▸ WHAT IS BEING ASKED:
Copy out all of the material exactly.

▸ MATERIAL PROVIDED:
-------------------------

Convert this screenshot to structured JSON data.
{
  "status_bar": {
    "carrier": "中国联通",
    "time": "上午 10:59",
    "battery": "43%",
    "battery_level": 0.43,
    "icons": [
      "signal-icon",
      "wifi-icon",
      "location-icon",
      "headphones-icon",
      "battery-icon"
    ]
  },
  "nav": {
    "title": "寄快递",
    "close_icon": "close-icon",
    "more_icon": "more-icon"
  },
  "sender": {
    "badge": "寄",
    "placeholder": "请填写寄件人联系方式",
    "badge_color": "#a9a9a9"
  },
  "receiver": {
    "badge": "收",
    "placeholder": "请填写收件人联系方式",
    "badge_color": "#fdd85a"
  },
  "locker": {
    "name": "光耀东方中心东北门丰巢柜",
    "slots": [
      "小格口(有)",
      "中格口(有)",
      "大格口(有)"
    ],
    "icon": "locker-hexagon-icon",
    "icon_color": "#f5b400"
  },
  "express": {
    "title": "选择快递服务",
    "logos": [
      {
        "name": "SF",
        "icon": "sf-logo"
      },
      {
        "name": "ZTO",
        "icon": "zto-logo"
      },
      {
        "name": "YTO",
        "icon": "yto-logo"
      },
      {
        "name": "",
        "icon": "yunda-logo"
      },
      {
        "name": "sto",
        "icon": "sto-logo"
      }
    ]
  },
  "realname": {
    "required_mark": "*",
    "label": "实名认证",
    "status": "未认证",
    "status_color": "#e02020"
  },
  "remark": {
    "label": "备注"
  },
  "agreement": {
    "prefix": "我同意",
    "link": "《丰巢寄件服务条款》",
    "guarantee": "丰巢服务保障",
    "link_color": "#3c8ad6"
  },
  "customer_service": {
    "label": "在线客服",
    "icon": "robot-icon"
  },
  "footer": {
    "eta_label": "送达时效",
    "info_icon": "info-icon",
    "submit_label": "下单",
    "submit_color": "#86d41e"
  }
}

-------------------------

▸ TASK RESPONSE:
Convert this screenshot to structured JSON data.
{
  "status_bar": {
    "carrier": "中国联通",
    "time": "上午 10:59",
    "battery": "43%",
    "battery_level": 0.43,
    "icons": [
      "signal-icon",
      "wifi-icon",
      "location-icon",
      "headphones-icon",
      "battery-icon"
    ]
  },
  "nav": {
    "title": "寄快递",
    "close_icon": "close-icon",
    "more_icon": "more-icon"
  },
  "sender": {
    "badge": "寄",
    "placeholder": "请填写寄件人联系方式",
    "badge_color": "#a9a9a9"
  },
  "receiver": {
    "badge": "收",
    "placeholder": "请填写收件人联系方式",
    "badge_color": "#fdd85a"
  },
  "locker": {
    "name": "光耀东方中心东北门丰巢柜",
    "slots": [
      "小格口(有)",
      "中格口(有)",
      "大格口(有)"
    ],
    "icon": "locker-hexagon-icon",
    "icon_color": "#f5b400"
  },
  "express": {
    "title": "选择快递服务",
    "logos": [
      {
        "name": "SF",
        "icon": "sf-logo"
      },
      {
        "name": "ZTO",
        "icon": "zto-logo"
      },
      {
        "name": "YTO",
        "icon": "yto-logo"
      },
      {
        "name": "",
        "icon": "yunda-logo"
      },
      {
        "name": "sto",
        "icon": "sto-logo"
      }
    ]
  },
  "realname": {
    "required_mark": "*",
    "label": "实名认证",
    "status": "未认证",
    "status_color": "#e02020"
  },
  "remark": {
    "label": "备注"
  },
  "agreement": {
    "prefix": "我同意",
    "link": "《丰巢寄件服务条款》",
    "guarantee": "丰巢服务保障",
    "link_color": "#3c8ad6"
  },
  "customer_service": {
    "label": "在线客服",
    "icon": "robot-icon"
  },
  "footer": {
    "eta_label": "送达时效",
    "info_icon": "info-icon",
    "submit_label": "下单",
    "submit_color": "#86d41e"
  }
}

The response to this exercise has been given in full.